Figure record extracts:
[BEGIN]

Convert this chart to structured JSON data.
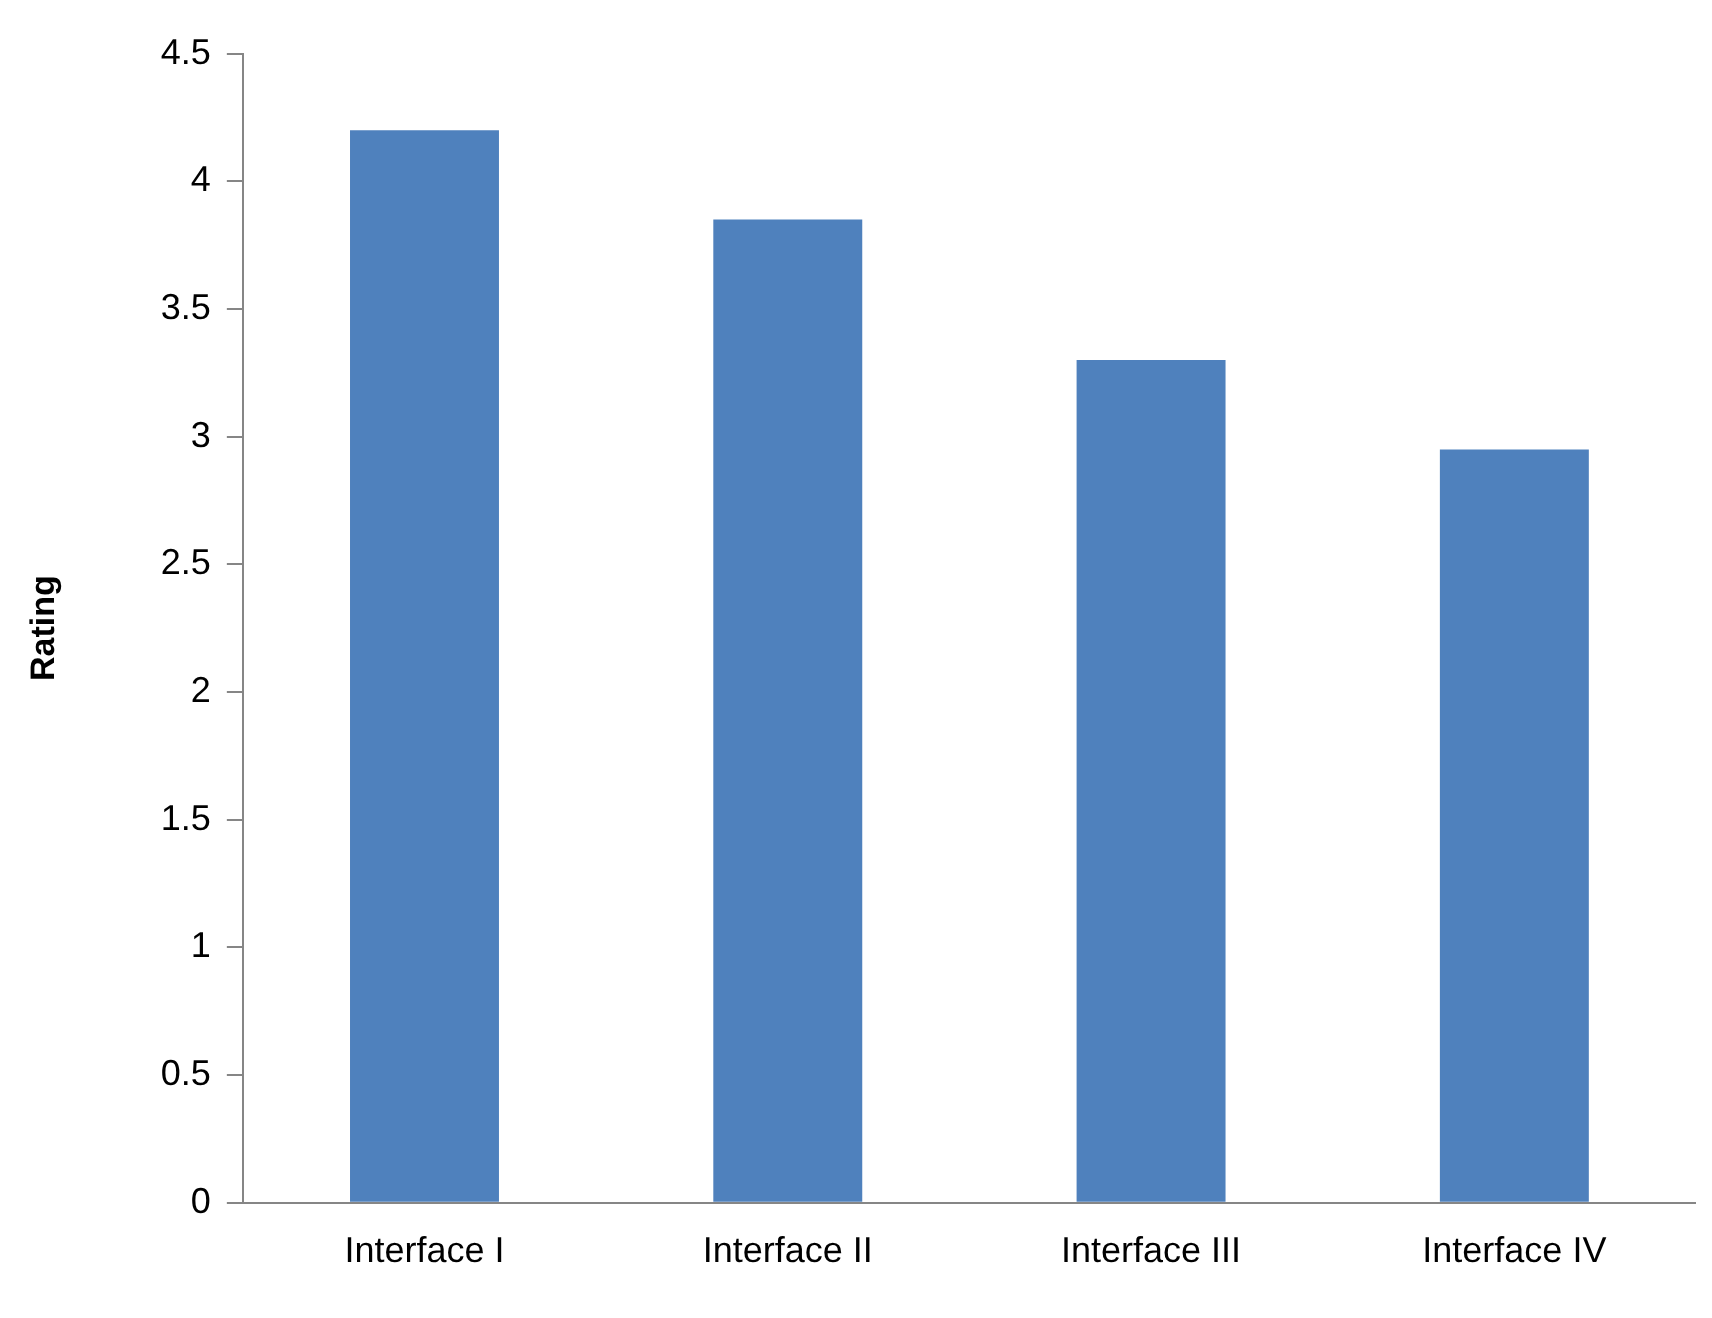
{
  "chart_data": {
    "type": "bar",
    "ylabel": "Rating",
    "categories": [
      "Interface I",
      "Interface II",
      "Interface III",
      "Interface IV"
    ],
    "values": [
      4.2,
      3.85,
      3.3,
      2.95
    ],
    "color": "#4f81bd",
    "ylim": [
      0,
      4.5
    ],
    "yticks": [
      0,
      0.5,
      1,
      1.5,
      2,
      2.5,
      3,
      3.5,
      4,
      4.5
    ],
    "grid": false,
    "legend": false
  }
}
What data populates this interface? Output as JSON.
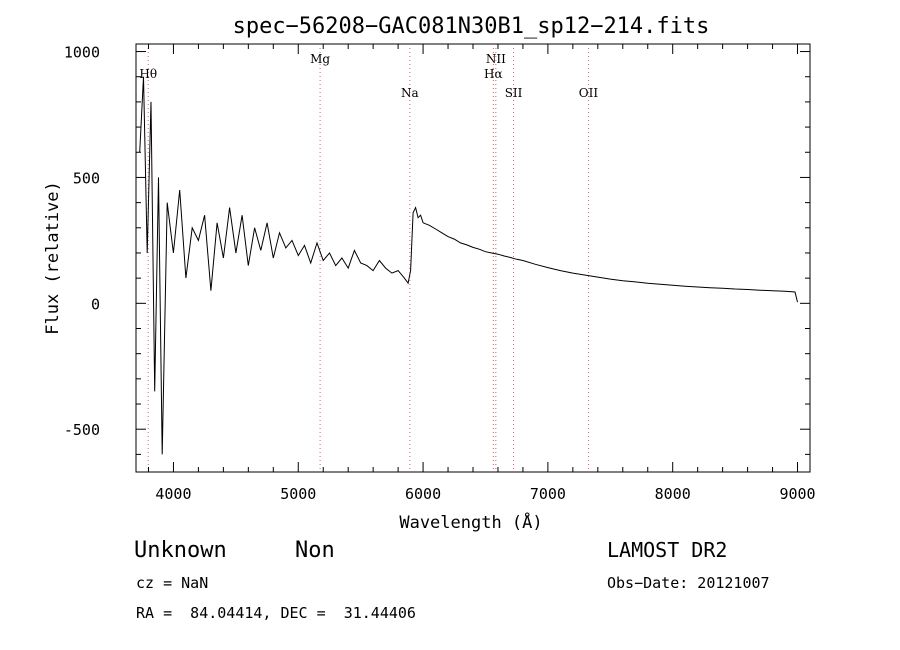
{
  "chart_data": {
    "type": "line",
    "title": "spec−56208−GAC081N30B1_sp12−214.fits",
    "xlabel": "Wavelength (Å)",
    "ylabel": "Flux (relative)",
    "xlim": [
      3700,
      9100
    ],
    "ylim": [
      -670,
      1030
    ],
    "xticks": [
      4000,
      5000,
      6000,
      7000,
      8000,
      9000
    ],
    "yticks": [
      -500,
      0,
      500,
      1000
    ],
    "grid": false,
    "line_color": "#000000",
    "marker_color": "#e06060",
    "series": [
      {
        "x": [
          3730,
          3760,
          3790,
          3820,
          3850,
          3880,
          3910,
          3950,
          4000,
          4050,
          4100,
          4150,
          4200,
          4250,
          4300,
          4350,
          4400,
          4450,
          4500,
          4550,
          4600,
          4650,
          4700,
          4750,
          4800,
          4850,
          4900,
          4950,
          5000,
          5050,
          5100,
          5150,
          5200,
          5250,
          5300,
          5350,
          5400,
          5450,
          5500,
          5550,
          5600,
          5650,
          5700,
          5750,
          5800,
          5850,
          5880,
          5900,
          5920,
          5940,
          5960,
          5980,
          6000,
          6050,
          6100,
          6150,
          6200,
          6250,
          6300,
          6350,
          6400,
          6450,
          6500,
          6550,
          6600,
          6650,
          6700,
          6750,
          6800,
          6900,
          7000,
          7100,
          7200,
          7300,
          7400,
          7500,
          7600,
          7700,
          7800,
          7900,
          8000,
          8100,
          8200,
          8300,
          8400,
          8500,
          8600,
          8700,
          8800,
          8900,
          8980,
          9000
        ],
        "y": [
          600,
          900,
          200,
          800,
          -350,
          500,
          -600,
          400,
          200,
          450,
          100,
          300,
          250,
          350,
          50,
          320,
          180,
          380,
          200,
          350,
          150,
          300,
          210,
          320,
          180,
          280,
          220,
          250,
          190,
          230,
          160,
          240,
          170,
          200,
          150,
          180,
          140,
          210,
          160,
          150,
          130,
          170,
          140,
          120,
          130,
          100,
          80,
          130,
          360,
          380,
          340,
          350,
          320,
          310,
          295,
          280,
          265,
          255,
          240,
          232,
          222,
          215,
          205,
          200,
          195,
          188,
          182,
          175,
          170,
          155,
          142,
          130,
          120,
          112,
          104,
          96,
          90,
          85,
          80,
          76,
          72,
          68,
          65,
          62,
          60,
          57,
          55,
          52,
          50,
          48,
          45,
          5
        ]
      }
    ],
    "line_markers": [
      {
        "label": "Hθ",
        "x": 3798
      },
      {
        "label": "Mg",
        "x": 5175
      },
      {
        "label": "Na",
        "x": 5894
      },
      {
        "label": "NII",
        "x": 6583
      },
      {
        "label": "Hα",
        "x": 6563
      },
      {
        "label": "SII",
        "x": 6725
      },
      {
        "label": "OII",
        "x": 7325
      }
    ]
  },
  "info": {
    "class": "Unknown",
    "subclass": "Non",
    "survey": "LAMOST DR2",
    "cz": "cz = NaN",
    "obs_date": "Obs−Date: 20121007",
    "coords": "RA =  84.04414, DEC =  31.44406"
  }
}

[END]

EXERCISE PROMPT: In this exercise, set down all of the data exactly, without the pictures.

ANSWER FOR THE TASK:
Convert this chart to structured JSON data.
{
  "chart_data": {
    "type": "bar",
    "ylabel": "Rating",
    "categories": [
      "Interface I",
      "Interface II",
      "Interface III",
      "Interface IV"
    ],
    "values": [
      4.2,
      3.85,
      3.3,
      2.95
    ],
    "color": "#4f81bd",
    "ylim": [
      0,
      4.5
    ],
    "yticks": [
      0,
      0.5,
      1,
      1.5,
      2,
      2.5,
      3,
      3.5,
      4,
      4.5
    ],
    "grid": false,
    "legend": false
  }
}
What data populates this interface? Output as JSON.
{
  "chart_data": {
    "type": "line",
    "title": "spec−56208−GAC081N30B1_sp12−214.fits",
    "xlabel": "Wavelength (Å)",
    "ylabel": "Flux (relative)",
    "xlim": [
      3700,
      9100
    ],
    "ylim": [
      -670,
      1030
    ],
    "xticks": [
      4000,
      5000,
      6000,
      7000,
      8000,
      9000
    ],
    "yticks": [
      -500,
      0,
      500,
      1000
    ],
    "grid": false,
    "line_color": "#000000",
    "marker_color": "#e06060",
    "series": [
      {
        "x": [
          3730,
          3760,
          3790,
          3820,
          3850,
          3880,
          3910,
          3950,
          4000,
          4050,
          4100,
          4150,
          4200,
          4250,
          4300,
          4350,
          4400,
          4450,
          4500,
          4550,
          4600,
          4650,
          4700,
          4750,
          4800,
          4850,
          4900,
          4950,
          5000,
          5050,
          5100,
          5150,
          5200,
          5250,
          5300,
          5350,
          5400,
          5450,
          5500,
          5550,
          5600,
          5650,
          5700,
          5750,
          5800,
          5850,
          5880,
          5900,
          5920,
          5940,
          5960,
          5980,
          6000,
          6050,
          6100,
          6150,
          6200,
          6250,
          6300,
          6350,
          6400,
          6450,
          6500,
          6550,
          6600,
          6650,
          6700,
          6750,
          6800,
          6900,
          7000,
          7100,
          7200,
          7300,
          7400,
          7500,
          7600,
          7700,
          7800,
          7900,
          8000,
          8100,
          8200,
          8300,
          8400,
          8500,
          8600,
          8700,
          8800,
          8900,
          8980,
          9000
        ],
        "y": [
          600,
          900,
          200,
          800,
          -350,
          500,
          -600,
          400,
          200,
          450,
          100,
          300,
          250,
          350,
          50,
          320,
          180,
          380,
          200,
          350,
          150,
          300,
          210,
          320,
          180,
          280,
          220,
          250,
          190,
          230,
          160,
          240,
          170,
          200,
          150,
          180,
          140,
          210,
          160,
          150,
          130,
          170,
          140,
          120,
          130,
          100,
          80,
          130,
          360,
          380,
          340,
          350,
          320,
          310,
          295,
          280,
          265,
          255,
          240,
          232,
          222,
          215,
          205,
          200,
          195,
          188,
          182,
          175,
          170,
          155,
          142,
          130,
          120,
          112,
          104,
          96,
          90,
          85,
          80,
          76,
          72,
          68,
          65,
          62,
          60,
          57,
          55,
          52,
          50,
          48,
          45,
          5
        ]
      }
    ],
    "line_markers": [
      {
        "label": "Hθ",
        "x": 3798
      },
      {
        "label": "Mg",
        "x": 5175
      },
      {
        "label": "Na",
        "x": 5894
      },
      {
        "label": "NII",
        "x": 6583
      },
      {
        "label": "Hα",
        "x": 6563
      },
      {
        "label": "SII",
        "x": 6725
      },
      {
        "label": "OII",
        "x": 7325
      }
    ]
  },
  "info": {
    "class": "Unknown",
    "subclass": "Non",
    "survey": "LAMOST DR2",
    "cz": "cz = NaN",
    "obs_date": "Obs−Date: 20121007",
    "coords": "RA =  84.04414, DEC =  31.44406"
  }
}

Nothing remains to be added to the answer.